GOAL OF THE EXERCISE
Which lines include the word "this"? Copy each of them.

PROVIDED INFORMATION
══════
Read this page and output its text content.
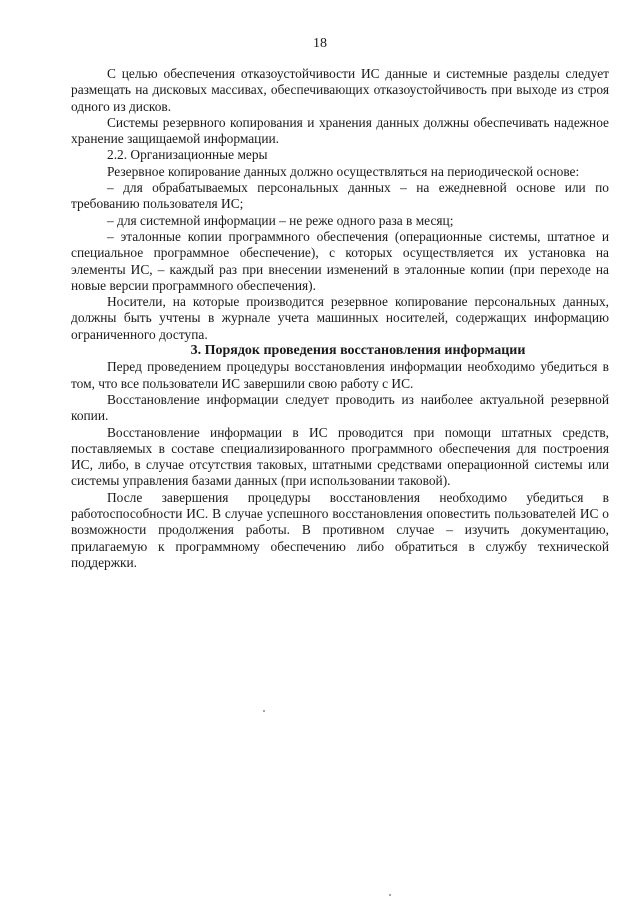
18

С целью обеспечения отказоустойчивости ИС данные и системные разделы следует размещать на дисковых массивах, обеспечивающих отказоустойчивость при выходе из строя одного из дисков.

Системы резервного копирования и хранения данных должны обеспечивать надежное хранение защищаемой информации.

2.2. Организационные меры

Резервное копирование данных должно осуществляться на периодической основе:

– для обрабатываемых персональных данных – на ежедневной основе или по требованию пользователя ИС;

– для системной информации – не реже одного раза в месяц;

– эталонные копии программного обеспечения (операционные системы, штатное и специальное программное обеспечение), с которых осуществляется их установка на элементы ИС, – каждый раз при внесении изменений в эталонные копии (при переходе на новые версии программного обеспечения).

Носители, на которые производится резервное копирование персональных данных, должны быть учтены в журнале учета машинных носителей, содержащих информацию ограниченного доступа.

3. Порядок проведения восстановления информации

Перед проведением процедуры восстановления информации необходимо убедиться в том, что все пользователи ИС завершили свою работу с ИС.

Восстановление информации следует проводить из наиболее актуальной резервной копии.

Восстановление информации в ИС проводится при помощи штатных средств, поставляемых в составе специализированного программного обеспечения для построения ИС, либо, в случае отсутствия таковых, штатными средствами операционной системы или системы управления базами данных (при использовании таковой).

После завершения процедуры восстановления необходимо убедиться в работоспособности ИС. В случае успешного восстановления оповестить пользователей ИС о возможности продолжения работы. В противном случае – изучить документацию, прилагаемую к программному обеспечению либо обратиться в службу технической поддержки.
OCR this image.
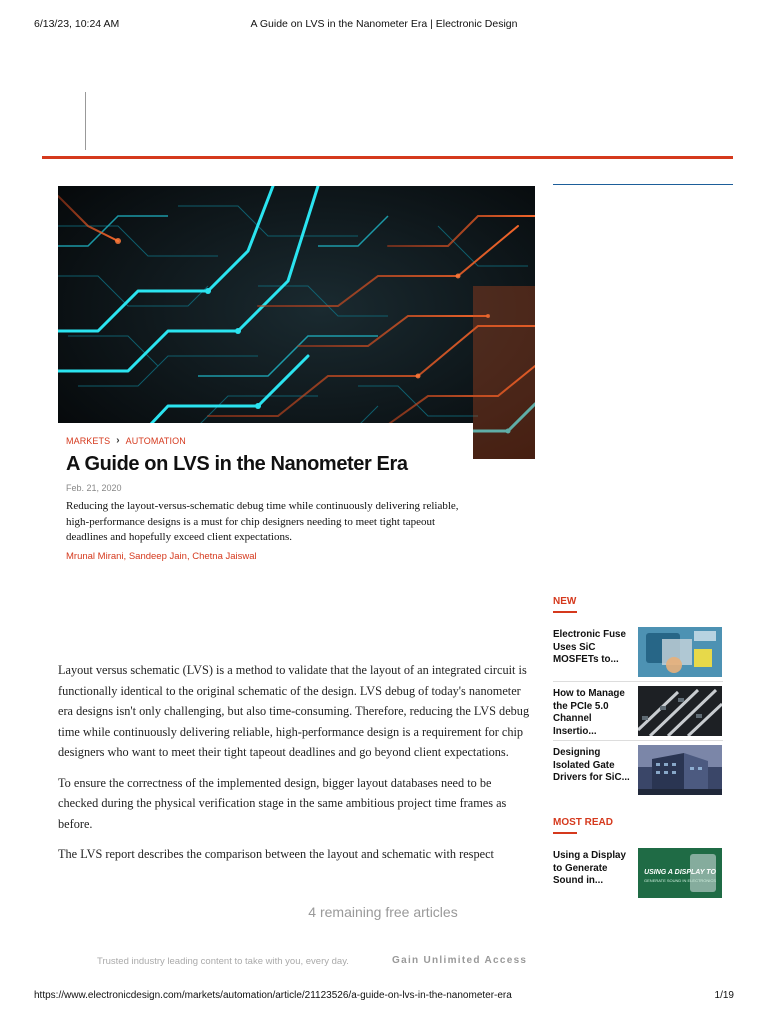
6/13/23, 10:24 AM	A Guide on LVS in the Nanometer Era | Electronic Design
MARKETS › AUTOMATION
A Guide on LVS in the Nanometer Era
Feb. 21, 2020

Reducing the layout-versus-schematic debug time while continuously delivering reliable, high-performance designs is a must for chip designers needing to meet tight tapeout deadlines and hopefully exceed client expectations.

Mrunal Mirani, Sandeep Jain, Chetna Jaiswal

Layout versus schematic (LVS) is a method to validate that the layout of an integrated circuit is functionally identical to the original schematic of the design. LVS debug of today's nanometer era designs isn't only challenging, but also time-consuming. Therefore, reducing the LVS debug time while continuously delivering reliable, high-performance design is a requirement for chip designers who want to meet their tight tapeout deadlines and go beyond client expectations.

To ensure the correctness of the implemented design, bigger layout databases need to be checked during the physical verification stage in the same ambitious project time frames as before.

The LVS report describes the comparison between the layout and schematic with respect

4 remaining free articles
Trusted industry leading content to take with you, every day.	Gain Unlimited Access
NEW
Electronic Fuse Uses SiC MOSFETs to...
How to Manage the PCIe 5.0 Channel Insertio...
Designing Isolated Gate Drivers for SiC...
MOST READ
Using a Display to Generate Sound in...
USING A DISPLAY TO
GENERATE SOUND IN ELECTRONICS
https://www.electronicdesign.com/markets/automation/article/21123526/a-guide-on-lvs-in-the-nanometer-era	1/19
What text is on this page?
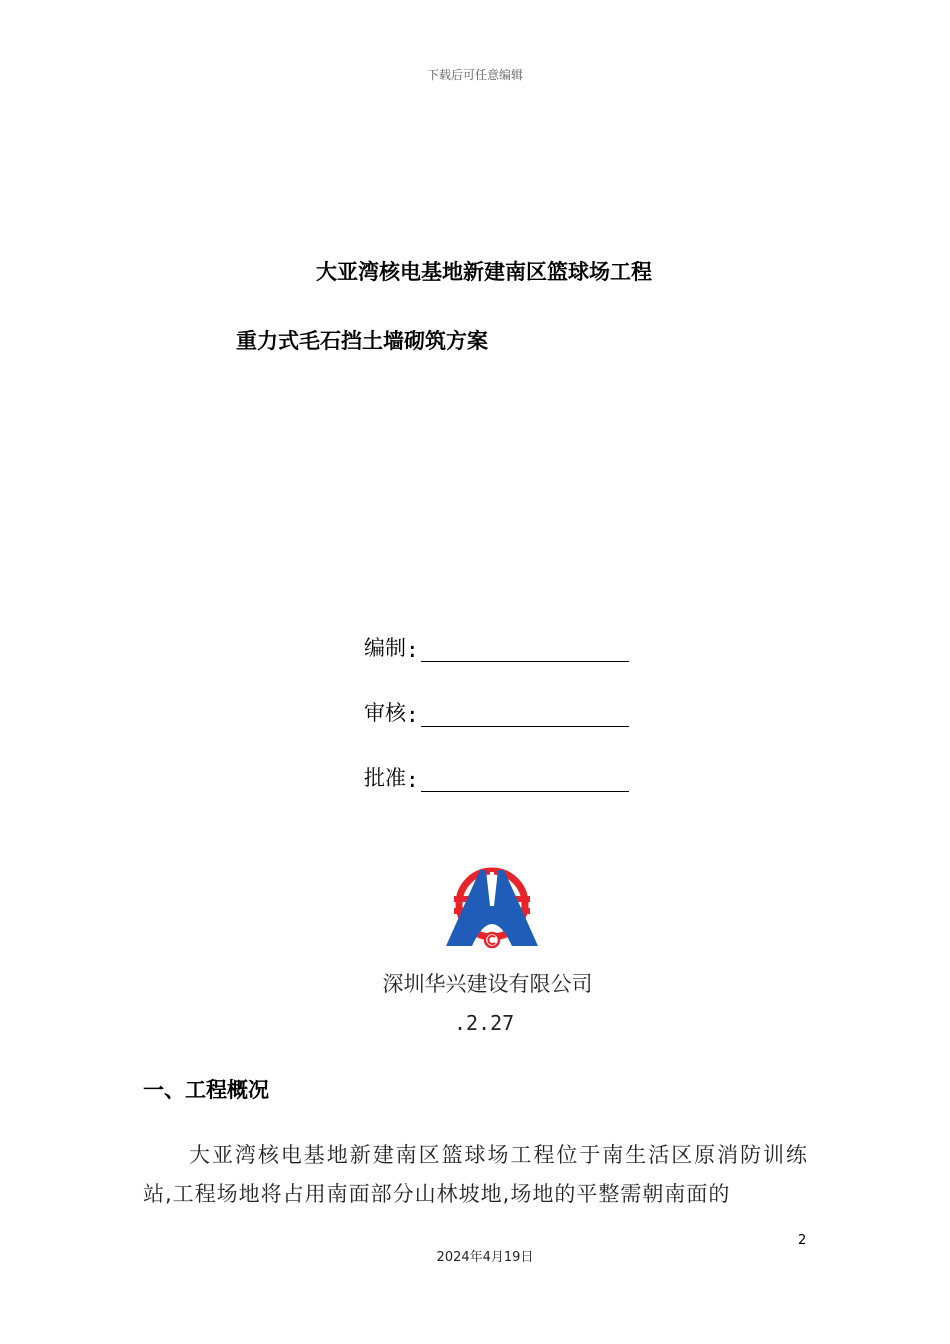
下载后可任意编辑
大亚湾核电基地新建南区篮球场工程
重力式毛石挡土墙砌筑方案
编制 :
审核 :
批准 :
深圳华兴建设有限公司
.2.27
一、工程概况
大亚湾核电基地新建南区篮球场工程位于南生活区原消防训练站,工程场地将占用南面部分山林坡地,场地的平整需朝南面的
2
2024年4月19日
══════
EXERCISE SOLUTION
Read this page and output its text content.
OCR this image.
What text is on this page?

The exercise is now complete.